Problem requirements ▸ Print the items from the line with "Give bounding boxes" through the line with "right-caption-line: Modrý plácek", copying each line exactly and omitting the pictures.

Dataset entries ▸
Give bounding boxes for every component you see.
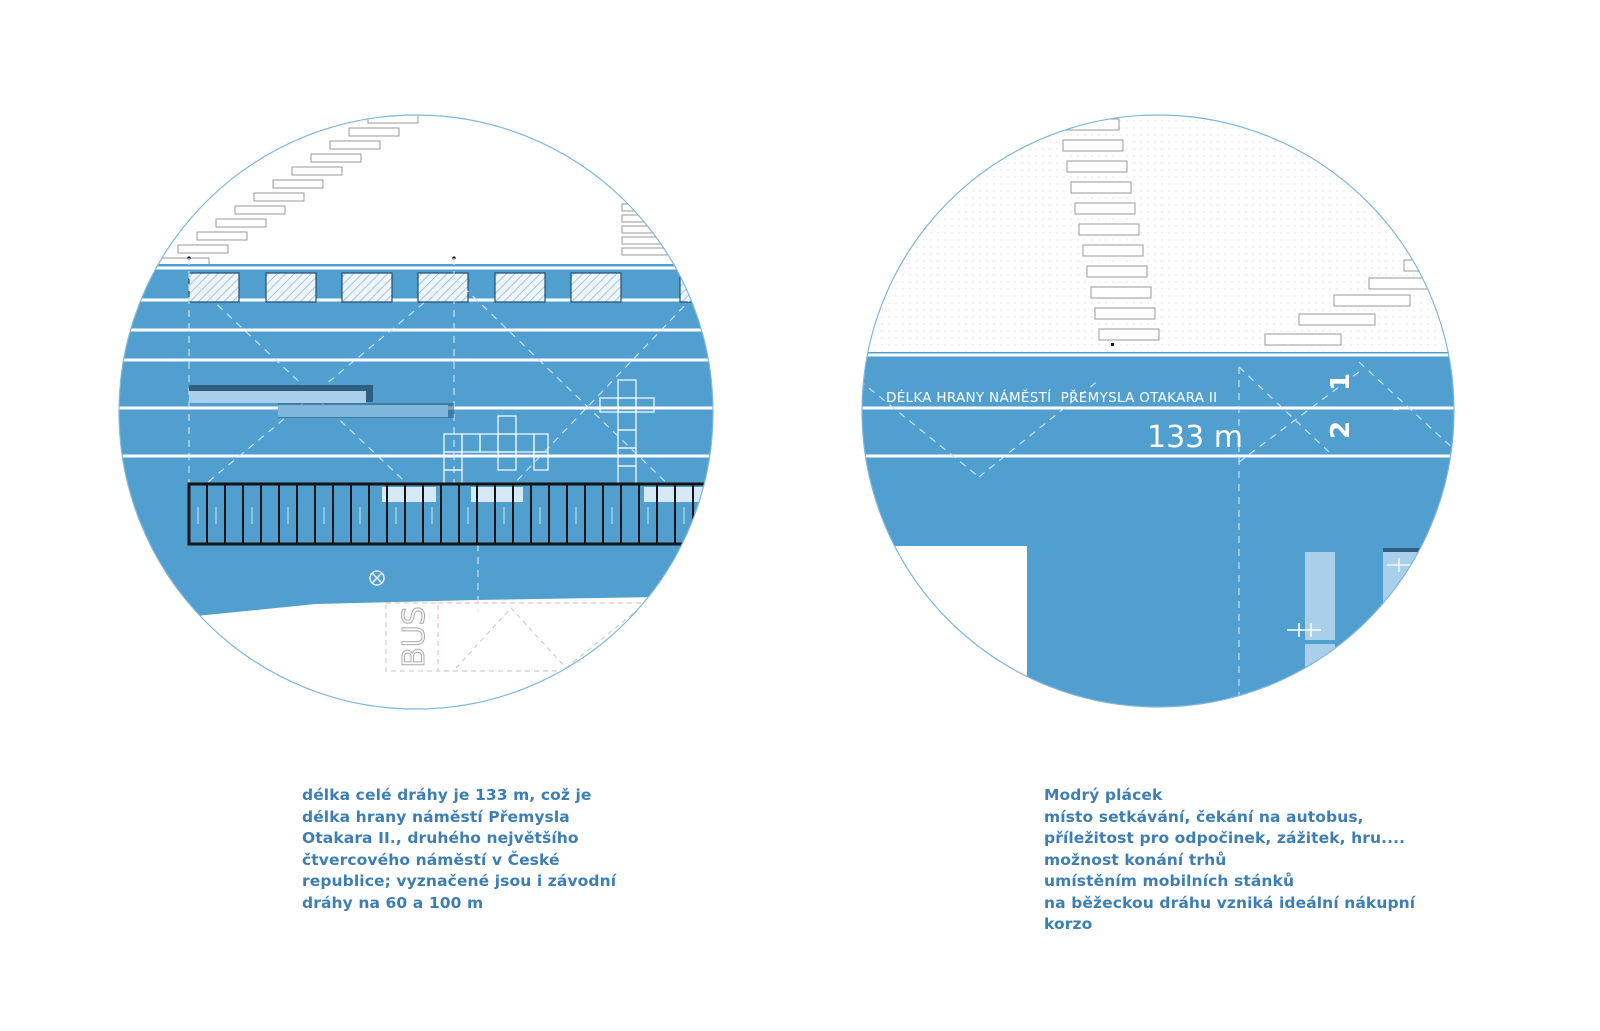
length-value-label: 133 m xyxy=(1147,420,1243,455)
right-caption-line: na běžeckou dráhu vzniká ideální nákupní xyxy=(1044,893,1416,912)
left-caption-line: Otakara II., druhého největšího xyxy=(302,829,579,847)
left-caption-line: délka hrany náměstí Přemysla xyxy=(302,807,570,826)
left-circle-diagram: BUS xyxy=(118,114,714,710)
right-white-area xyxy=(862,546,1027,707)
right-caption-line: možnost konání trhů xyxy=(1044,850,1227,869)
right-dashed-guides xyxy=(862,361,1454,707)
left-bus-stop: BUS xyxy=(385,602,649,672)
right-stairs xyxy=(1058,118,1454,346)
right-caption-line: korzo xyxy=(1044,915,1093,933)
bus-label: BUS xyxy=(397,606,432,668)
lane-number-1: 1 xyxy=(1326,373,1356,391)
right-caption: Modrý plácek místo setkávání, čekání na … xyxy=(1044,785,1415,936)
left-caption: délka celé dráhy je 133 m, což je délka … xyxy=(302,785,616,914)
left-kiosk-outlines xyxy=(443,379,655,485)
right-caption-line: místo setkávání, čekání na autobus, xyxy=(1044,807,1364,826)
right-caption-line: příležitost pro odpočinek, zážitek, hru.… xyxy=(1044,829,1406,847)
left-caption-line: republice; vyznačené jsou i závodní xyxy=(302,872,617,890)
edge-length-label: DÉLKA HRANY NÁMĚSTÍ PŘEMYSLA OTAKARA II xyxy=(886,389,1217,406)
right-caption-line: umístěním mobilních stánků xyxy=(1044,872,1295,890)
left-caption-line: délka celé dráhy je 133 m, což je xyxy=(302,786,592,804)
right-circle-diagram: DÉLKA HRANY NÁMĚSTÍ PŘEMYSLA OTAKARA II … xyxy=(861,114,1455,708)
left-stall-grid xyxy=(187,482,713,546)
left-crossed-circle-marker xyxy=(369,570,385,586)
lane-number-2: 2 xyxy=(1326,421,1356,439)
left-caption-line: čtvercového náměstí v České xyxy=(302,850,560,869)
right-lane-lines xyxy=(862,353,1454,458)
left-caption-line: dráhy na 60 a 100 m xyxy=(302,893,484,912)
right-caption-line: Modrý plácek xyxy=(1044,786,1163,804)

==

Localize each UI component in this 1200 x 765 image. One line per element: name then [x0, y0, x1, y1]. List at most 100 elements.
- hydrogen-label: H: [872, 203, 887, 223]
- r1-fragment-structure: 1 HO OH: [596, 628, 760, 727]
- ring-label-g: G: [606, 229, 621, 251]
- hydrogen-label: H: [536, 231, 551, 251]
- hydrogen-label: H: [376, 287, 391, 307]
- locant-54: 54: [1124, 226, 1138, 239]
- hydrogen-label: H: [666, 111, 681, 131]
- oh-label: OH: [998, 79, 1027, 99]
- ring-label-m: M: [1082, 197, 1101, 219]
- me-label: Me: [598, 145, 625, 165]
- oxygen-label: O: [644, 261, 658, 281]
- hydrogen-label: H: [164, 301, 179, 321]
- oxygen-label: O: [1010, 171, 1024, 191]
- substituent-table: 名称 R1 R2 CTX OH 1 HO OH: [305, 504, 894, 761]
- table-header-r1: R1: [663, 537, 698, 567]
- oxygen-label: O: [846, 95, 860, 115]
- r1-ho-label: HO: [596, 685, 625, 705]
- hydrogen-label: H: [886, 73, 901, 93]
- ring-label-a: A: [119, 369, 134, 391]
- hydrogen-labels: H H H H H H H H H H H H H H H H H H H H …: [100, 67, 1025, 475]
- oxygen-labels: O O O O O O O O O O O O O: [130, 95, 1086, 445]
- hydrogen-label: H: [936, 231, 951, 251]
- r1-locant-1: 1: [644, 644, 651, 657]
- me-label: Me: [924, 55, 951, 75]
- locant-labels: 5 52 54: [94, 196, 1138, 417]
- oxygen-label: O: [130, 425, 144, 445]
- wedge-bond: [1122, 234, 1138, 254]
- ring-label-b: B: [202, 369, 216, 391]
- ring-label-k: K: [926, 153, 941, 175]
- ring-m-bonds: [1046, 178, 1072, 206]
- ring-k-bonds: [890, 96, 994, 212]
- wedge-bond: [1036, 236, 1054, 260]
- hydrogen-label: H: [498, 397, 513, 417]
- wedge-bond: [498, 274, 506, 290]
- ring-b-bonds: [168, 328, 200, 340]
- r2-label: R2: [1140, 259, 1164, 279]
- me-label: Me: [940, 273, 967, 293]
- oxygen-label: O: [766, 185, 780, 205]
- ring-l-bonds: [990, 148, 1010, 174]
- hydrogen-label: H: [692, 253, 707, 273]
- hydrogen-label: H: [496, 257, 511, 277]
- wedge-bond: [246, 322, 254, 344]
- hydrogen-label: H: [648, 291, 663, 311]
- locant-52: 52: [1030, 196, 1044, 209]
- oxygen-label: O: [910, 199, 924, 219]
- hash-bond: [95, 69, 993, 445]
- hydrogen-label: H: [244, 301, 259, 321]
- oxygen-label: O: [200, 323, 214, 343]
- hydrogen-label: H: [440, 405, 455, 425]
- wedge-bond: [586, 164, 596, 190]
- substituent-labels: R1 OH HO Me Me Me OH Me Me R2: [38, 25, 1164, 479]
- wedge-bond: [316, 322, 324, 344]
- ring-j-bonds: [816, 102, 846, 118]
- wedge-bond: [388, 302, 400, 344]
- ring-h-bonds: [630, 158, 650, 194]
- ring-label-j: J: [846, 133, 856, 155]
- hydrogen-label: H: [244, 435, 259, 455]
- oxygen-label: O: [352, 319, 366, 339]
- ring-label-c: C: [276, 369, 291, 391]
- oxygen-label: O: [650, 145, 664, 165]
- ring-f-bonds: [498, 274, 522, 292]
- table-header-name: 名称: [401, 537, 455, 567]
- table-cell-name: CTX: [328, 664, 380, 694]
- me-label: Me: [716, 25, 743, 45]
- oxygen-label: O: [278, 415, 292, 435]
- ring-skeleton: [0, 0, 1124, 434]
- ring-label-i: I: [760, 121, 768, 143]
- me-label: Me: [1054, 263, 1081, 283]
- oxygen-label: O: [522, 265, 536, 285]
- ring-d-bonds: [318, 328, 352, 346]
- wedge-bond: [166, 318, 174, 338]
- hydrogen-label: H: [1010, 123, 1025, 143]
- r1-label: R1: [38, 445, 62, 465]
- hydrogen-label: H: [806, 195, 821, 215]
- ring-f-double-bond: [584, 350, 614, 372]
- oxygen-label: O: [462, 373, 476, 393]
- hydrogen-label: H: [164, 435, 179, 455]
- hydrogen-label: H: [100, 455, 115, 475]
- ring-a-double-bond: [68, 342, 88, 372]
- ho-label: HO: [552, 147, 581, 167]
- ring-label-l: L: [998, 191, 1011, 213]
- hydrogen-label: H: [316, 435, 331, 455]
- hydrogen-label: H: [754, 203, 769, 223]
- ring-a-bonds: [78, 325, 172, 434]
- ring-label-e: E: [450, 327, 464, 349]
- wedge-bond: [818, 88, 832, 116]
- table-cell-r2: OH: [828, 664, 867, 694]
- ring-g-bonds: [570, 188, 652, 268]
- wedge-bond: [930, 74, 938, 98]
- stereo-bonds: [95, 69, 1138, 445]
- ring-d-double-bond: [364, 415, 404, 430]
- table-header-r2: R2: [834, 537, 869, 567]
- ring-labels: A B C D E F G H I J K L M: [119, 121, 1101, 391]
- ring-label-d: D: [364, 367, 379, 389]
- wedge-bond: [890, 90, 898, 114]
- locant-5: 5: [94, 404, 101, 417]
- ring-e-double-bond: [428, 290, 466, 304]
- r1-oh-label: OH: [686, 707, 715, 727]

==

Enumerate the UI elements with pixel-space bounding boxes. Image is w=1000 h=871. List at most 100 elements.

Expected answer ▸
Give bounding boxes for every component you see.
length-value-label: 133 m xyxy=(1147,420,1243,455)
right-caption-line: na běžeckou dráhu vzniká ideální nákupní xyxy=(1044,893,1416,912)
left-caption-line: Otakara II., druhého největšího xyxy=(302,829,579,847)
left-caption-line: délka hrany náměstí Přemysla xyxy=(302,807,570,826)
left-circle-diagram: BUS xyxy=(118,114,714,710)
right-white-area xyxy=(862,546,1027,707)
right-caption-line: možnost konání trhů xyxy=(1044,850,1227,869)
right-dashed-guides xyxy=(862,361,1454,707)
left-bus-stop: BUS xyxy=(385,602,649,672)
right-stairs xyxy=(1058,118,1454,346)
right-caption-line: korzo xyxy=(1044,915,1093,933)
bus-label: BUS xyxy=(397,606,432,668)
lane-number-1: 1 xyxy=(1326,373,1356,391)
right-caption: Modrý plácek místo setkávání, čekání na … xyxy=(1044,785,1415,936)
left-caption: délka celé dráhy je 133 m, což je délka … xyxy=(302,785,616,914)
left-kiosk-outlines xyxy=(443,379,655,485)
right-caption-line: místo setkávání, čekání na autobus, xyxy=(1044,807,1364,826)
right-caption-line: příležitost pro odpočinek, zážitek, hru.… xyxy=(1044,829,1406,847)
left-caption-line: republice; vyznačené jsou i závodní xyxy=(302,872,617,890)
edge-length-label: DÉLKA HRANY NÁMĚSTÍ PŘEMYSLA OTAKARA II xyxy=(886,389,1217,406)
right-caption-line: umístěním mobilních stánků xyxy=(1044,872,1295,890)
left-caption-line: délka celé dráhy je 133 m, což je xyxy=(302,786,592,804)
right-circle-diagram: DÉLKA HRANY NÁMĚSTÍ PŘEMYSLA OTAKARA II … xyxy=(861,114,1455,708)
left-stall-grid xyxy=(187,482,713,546)
left-crossed-circle-marker xyxy=(369,570,385,586)
lane-number-2: 2 xyxy=(1326,421,1356,439)
left-caption-line: čtvercového náměstí v České xyxy=(302,850,560,869)
right-lane-lines xyxy=(862,353,1454,458)
left-caption-line: dráhy na 60 a 100 m xyxy=(302,893,484,912)
right-caption-line: Modrý plácek xyxy=(1044,786,1163,804)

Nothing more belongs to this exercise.